## BEGIN
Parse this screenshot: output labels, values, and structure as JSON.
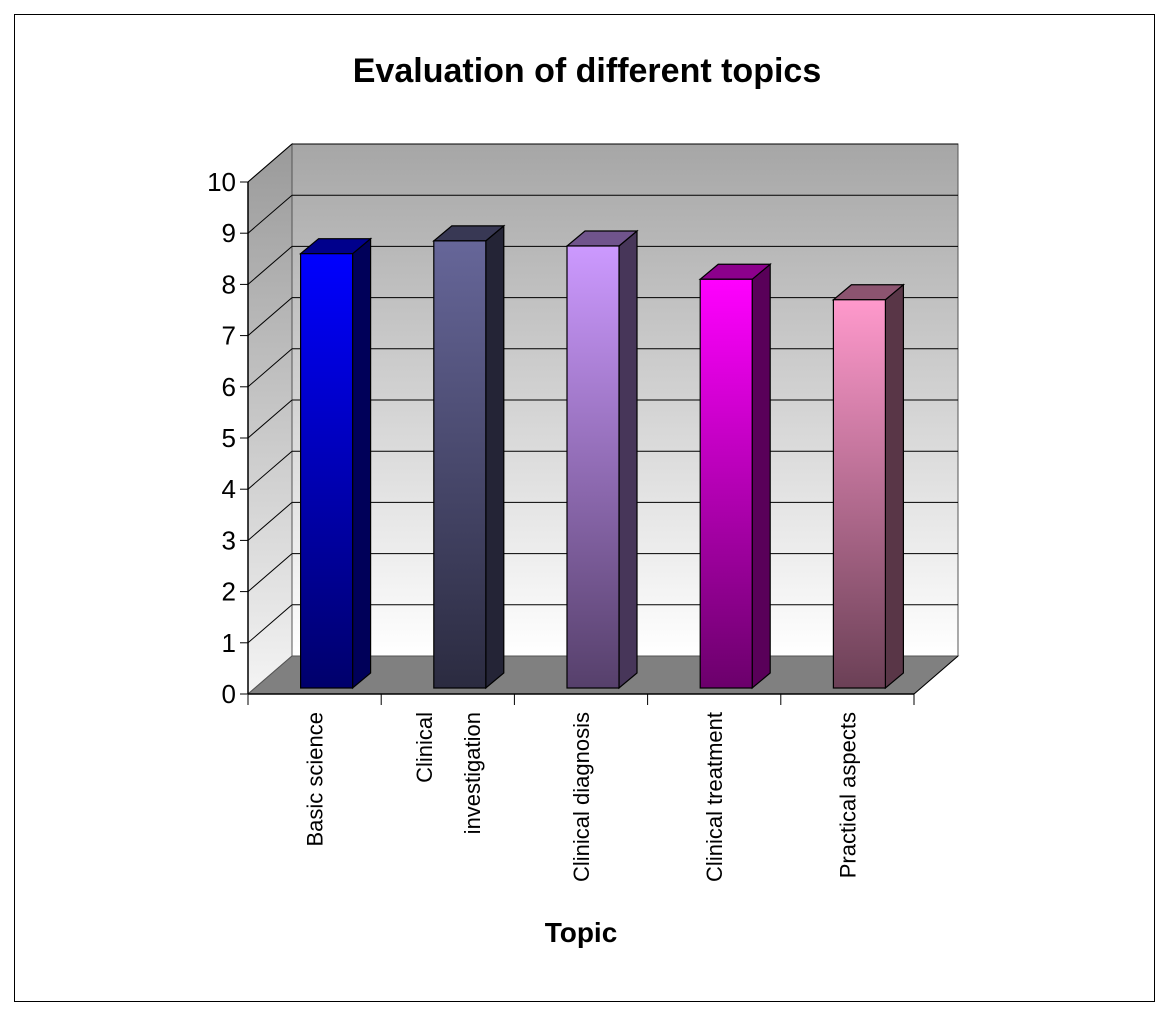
{
  "chart_data": {
    "type": "bar",
    "style": "3d-column",
    "title": "Evaluation of different topics",
    "xlabel": "Topic",
    "ylabel": "",
    "ylim": [
      0,
      10
    ],
    "yticks": [
      0,
      1,
      2,
      3,
      4,
      5,
      6,
      7,
      8,
      9,
      10
    ],
    "grid": true,
    "legend": "none",
    "categories": [
      [
        "Basic science"
      ],
      [
        "Clinical",
        "investigation"
      ],
      [
        "Clinical diagnosis"
      ],
      [
        "Clinical treatment"
      ],
      [
        "Practical aspects"
      ]
    ],
    "values": [
      8.6,
      8.85,
      8.75,
      8.1,
      7.7
    ],
    "colors": {
      "bars": [
        "#0000ff",
        "#666699",
        "#cc99ff",
        "#ff00ff",
        "#ff99cc"
      ],
      "floor": "#808080",
      "back_wall_top": "#a8a8a8",
      "back_wall_bottom": "#ffffff",
      "gridline": "#000000"
    }
  }
}
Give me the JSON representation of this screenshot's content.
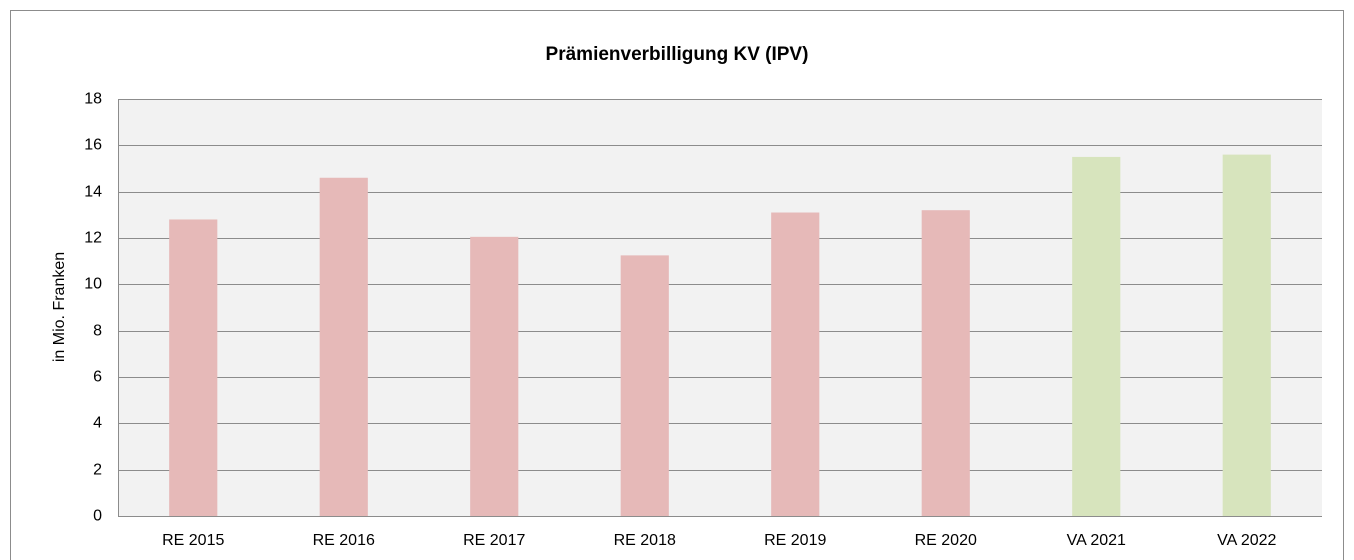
## END
PROMPT »
Which lines contain "screenshot"? Copy each of them.

ANSWER BELOW »
Parse this screenshot: output labels, values, and structure as JSON.
Give me the JSON representation of this screenshot's content.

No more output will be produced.